#### What you have to do
Go through the entries below and retype them exactly, omitting each picture.

[Recorded data]
++++++++

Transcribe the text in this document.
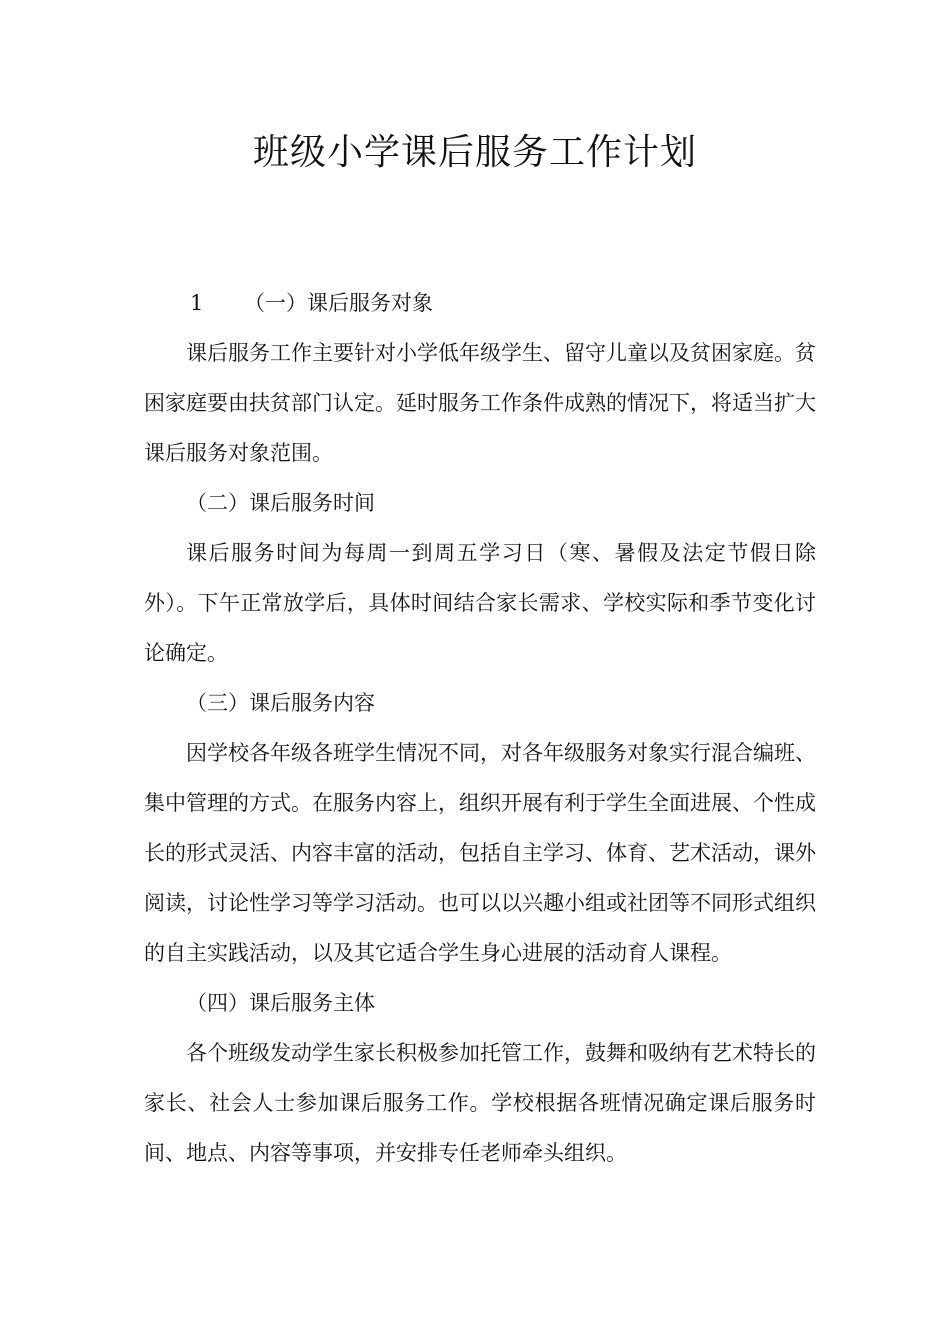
班级小学课后服务工作计划

1 （一）课后服务对象

课后服务工作主要针对小学低年级学生、留守儿童以及贫困家庭。贫困家庭要由扶贫部门认定。延时服务工作条件成熟的情况下，将适当扩大课后服务对象范围。

（二）课后服务时间

课后服务时间为每周一到周五学习日（寒、暑假及法定节假日除外）。下午正常放学后，具体时间结合家长需求、学校实际和季节变化讨论确定。

（三）课后服务内容

因学校各年级各班学生情况不同，对各年级服务对象实行混合编班、集中管理的方式。在服务内容上，组织开展有利于学生全面进展、个性成长的形式灵活、内容丰富的活动，包括自主学习、体育、艺术活动，课外阅读，讨论性学习等学习活动。也可以以兴趣小组或社团等不同形式组织的自主实践活动，以及其它适合学生身心进展的活动育人课程。

（四）课后服务主体

各个班级发动学生家长积极参加托管工作，鼓舞和吸纳有艺术特长的家长、社会人士参加课后服务工作。学校根据各班情况确定课后服务时间、地点、内容等事项，并安排专任老师牵头组织。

++++++++

#### In response
Transcribe the text in this document.
班级小学课后服务工作计划

1 （一）课后服务对象

课后服务工作主要针对小学低年级学生、留守儿童以及贫困家庭。贫困家庭要由扶贫部门认定。延时服务工作条件成熟的情况下，将适当扩大课后服务对象范围。

（二）课后服务时间

课后服务时间为每周一到周五学习日（寒、暑假及法定节假日除外）。下午正常放学后，具体时间结合家长需求、学校实际和季节变化讨论确定。

（三）课后服务内容

因学校各年级各班学生情况不同，对各年级服务对象实行混合编班、集中管理的方式。在服务内容上，组织开展有利于学生全面进展、个性成长的形式灵活、内容丰富的活动，包括自主学习、体育、艺术活动，课外阅读，讨论性学习等学习活动。也可以以兴趣小组或社团等不同形式组织的自主实践活动，以及其它适合学生身心进展的活动育人课程。

（四）课后服务主体

各个班级发动学生家长积极参加托管工作，鼓舞和吸纳有艺术特长的家长、社会人士参加课后服务工作。学校根据各班情况确定课后服务时间、地点、内容等事项，并安排专任老师牵头组织。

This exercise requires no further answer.